- _What you are asked to do_
Show every line where "frei" occurs.

[Data records]
========
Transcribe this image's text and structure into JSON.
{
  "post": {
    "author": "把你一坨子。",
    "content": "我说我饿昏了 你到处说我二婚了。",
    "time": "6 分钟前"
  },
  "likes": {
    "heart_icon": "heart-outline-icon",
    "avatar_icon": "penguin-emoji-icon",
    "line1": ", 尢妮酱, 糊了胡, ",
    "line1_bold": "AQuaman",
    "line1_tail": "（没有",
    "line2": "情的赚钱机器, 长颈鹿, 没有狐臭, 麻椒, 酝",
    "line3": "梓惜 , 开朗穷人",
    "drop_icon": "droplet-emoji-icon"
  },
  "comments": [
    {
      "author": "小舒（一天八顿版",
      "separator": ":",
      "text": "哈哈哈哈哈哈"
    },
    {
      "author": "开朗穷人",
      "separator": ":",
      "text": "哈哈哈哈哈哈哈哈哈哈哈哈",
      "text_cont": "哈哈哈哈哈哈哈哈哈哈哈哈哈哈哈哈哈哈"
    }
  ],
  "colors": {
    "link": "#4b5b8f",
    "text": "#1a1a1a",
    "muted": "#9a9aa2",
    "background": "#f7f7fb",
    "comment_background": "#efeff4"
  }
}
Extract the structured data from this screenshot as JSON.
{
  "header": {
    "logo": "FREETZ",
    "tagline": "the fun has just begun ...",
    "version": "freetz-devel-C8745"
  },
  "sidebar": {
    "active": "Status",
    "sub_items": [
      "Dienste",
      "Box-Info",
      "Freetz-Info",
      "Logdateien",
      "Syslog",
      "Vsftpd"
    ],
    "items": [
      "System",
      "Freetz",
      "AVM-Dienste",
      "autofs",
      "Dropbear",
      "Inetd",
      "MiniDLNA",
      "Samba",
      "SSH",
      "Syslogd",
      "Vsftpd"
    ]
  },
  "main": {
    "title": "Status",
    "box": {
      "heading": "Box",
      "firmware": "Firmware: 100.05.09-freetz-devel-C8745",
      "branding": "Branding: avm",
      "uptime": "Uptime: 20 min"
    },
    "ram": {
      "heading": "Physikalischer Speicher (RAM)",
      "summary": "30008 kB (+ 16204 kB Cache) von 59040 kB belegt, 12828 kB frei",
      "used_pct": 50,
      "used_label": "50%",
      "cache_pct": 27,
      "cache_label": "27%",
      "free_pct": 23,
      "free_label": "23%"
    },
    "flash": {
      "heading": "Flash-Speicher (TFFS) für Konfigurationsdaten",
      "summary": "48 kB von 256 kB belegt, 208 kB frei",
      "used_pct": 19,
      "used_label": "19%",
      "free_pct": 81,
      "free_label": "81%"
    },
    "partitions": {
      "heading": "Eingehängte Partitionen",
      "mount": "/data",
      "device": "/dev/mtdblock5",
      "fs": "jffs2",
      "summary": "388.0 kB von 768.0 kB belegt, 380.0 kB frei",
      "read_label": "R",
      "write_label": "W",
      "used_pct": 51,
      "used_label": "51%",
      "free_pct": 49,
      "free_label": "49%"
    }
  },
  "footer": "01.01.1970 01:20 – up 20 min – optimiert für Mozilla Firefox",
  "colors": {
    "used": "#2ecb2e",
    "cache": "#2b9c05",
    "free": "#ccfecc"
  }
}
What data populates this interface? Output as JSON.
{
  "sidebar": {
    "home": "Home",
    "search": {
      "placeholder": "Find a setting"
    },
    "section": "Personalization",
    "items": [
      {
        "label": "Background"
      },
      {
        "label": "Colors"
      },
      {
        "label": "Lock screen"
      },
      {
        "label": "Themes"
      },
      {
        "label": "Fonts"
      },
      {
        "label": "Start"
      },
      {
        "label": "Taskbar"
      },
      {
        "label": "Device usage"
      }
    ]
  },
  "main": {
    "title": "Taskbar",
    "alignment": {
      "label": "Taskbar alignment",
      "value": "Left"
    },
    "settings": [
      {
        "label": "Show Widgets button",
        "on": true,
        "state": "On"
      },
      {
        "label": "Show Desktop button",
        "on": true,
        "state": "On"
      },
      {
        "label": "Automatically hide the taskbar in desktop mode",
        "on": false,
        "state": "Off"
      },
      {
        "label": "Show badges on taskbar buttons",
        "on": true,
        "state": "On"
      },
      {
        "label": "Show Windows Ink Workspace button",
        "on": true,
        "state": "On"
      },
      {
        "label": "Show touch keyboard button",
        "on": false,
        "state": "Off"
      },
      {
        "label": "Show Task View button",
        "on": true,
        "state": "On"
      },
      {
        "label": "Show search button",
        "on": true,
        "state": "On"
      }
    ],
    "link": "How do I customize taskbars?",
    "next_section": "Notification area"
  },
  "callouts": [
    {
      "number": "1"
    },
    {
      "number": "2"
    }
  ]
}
========
- _Task output_
      "summary": "30008 kB (+ 16204 kB Cache) von 59040 kB belegt, 12828 kB frei",
      "summary": "48 kB von 256 kB belegt, 208 kB frei",
      "summary": "388.0 kB von 768.0 kB belegt, 380.0 kB frei",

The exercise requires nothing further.